*Extract:*
# # # # #
On Fri, Aug 19, 2016 at 04:30:39PM +0100, Morten Rasmussen wrote:
> Hi Steve,
> 
> On Thu, Aug 18, 2016 at 06:55:41PM -0700, Steve Muckle wrote:
> > PELT scales its util_sum and util_avg values via
> > arch_scale_cpu_capacity(). If that function is passed the CPU's sched
> > domain then it will reduce the scaling capacity if SD_SHARE_CPUCAPACITY
> > is set. PELT does not pass in the sd however. The other caller of
> > arch_scale_cpu_capacity, update_cpu_capacity(), does. This means
> > util_sum and util_avg scale beyond the CPU capacity on SMT.
> > 
> > On an Intel i7-3630QM for example rq->cpu_capacity_orig is 589 but
> > util_avg scales up to 1024.
> 
> I can't convince myself whether this is the right thing to do. SMT is a
> bit 'special' and it depends on how you model SMT capacity.
> 
> I'm no SMT expert, but the way I understand the current SMT capacity
> model is that capacity_orig represents the capacity of the SMT-thread
> when all its thread-siblings are busy. The true capacity of an
> SMT-thread where all thread-siblings are idle is actually 1024, but we
> don't model this (it would be nightmare to track when the capacity
> should change). The capacity of a core with two or more SMT-threads is
> chosen to be 1024 + smt_gain, where smt_gain is supposed represent the
> additional throughput we gain for the additional SMT-threads. The reason
> why we don't have 1024 per thread is that we would prefer to have only
> one task per core if possible.
> 
> With util_avg scaling to 1024 a core (capacity = 2*589) would be nearly
> 'full' with just one always-running task. If we change util_avg to max
> out at 589, it would take two always-running tasks for the combined
> utilization to match the core capacity. So we may loose some bias
> towards spreading for SMT systems.
> 
> AFAICT, group_is_overloaded() and group_has_capacity() would both be
> affected by this patch.
# # # # #
*Entries shown:*
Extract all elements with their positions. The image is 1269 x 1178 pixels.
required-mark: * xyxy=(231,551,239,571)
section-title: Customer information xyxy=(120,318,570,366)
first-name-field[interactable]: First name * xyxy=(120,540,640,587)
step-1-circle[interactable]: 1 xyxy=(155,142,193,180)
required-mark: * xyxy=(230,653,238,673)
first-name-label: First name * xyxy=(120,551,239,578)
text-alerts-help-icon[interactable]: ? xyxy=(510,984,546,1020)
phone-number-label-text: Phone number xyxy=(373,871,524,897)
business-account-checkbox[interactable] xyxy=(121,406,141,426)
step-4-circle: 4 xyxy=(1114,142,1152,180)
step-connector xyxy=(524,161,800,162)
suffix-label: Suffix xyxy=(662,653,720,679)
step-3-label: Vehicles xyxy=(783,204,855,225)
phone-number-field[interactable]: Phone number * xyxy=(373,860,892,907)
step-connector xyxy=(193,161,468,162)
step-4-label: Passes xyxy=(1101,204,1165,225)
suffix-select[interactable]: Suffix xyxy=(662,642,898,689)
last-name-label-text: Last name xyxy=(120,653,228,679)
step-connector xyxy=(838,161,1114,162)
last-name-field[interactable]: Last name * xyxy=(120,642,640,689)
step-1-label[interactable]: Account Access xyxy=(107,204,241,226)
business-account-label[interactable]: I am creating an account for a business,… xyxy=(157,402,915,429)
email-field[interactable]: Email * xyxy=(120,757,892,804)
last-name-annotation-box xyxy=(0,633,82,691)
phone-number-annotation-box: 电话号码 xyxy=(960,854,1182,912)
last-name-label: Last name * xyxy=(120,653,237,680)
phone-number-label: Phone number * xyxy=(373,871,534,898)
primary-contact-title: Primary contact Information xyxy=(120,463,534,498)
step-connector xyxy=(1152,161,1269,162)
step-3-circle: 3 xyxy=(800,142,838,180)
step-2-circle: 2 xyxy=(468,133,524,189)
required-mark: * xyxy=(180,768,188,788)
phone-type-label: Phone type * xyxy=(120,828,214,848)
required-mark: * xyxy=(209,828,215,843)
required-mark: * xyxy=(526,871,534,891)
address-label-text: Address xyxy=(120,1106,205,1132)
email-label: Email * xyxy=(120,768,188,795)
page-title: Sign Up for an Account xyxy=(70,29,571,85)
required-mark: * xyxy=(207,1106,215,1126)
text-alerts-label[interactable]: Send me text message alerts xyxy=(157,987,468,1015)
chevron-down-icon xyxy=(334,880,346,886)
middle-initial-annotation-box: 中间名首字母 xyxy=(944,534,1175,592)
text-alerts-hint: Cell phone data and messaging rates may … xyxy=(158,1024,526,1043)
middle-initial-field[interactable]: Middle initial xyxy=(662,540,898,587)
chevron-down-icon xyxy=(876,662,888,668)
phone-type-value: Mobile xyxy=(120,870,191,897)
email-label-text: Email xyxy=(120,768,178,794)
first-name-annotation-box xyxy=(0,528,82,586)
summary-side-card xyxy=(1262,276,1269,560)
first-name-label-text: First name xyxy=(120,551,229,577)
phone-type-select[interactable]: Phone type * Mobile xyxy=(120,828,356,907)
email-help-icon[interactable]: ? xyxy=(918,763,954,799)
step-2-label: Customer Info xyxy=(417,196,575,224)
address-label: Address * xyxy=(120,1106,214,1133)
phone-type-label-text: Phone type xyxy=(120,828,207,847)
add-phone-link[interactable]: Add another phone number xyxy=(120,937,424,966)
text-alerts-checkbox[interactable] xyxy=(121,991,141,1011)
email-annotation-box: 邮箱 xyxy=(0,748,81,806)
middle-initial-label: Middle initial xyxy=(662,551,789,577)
# # # # #
*To do:*
#1 Answer these questions from the email excerpt on PELT scaling:
(a) On the Intel i7-3630QM, what is the value of rq->cpu_capacity_orig?
(b) What capacity is chosen for a core with two or more SMT-threads?
(c) Which two functions would both be affected by the patch?
#2 Carry on with the email excerpt on PELT scaling, picking up after its final line.

*Responses:*
#1
(a) 589
(b) 1024 + smt_gain
(c) group_is_overloaded() and group_has_capacity()

#2
> 
> Interestingly, Vincent recently proposed to set the SMT-thread capacity
> to 1024 which would affectively make all the current SMT code redundant.
> It would make things a lot simpler, but I'm not sure if we can get away
> with it. It would need discussion at least.
> 
> Opinions?

Thanks for having a look.

The reason I pushed this patch was to address an issue with the
schedutil governor - demand is effectively doubled on SMT systems due to
the above scheme. But this can just be fixed for schedutil by using a
max value there consistent with what __update_load_avg() is using. I'll send
another patch. It looks like there's a good reason for the current PELT
scaling w.r.t. SMT in the scheduler/load balancer.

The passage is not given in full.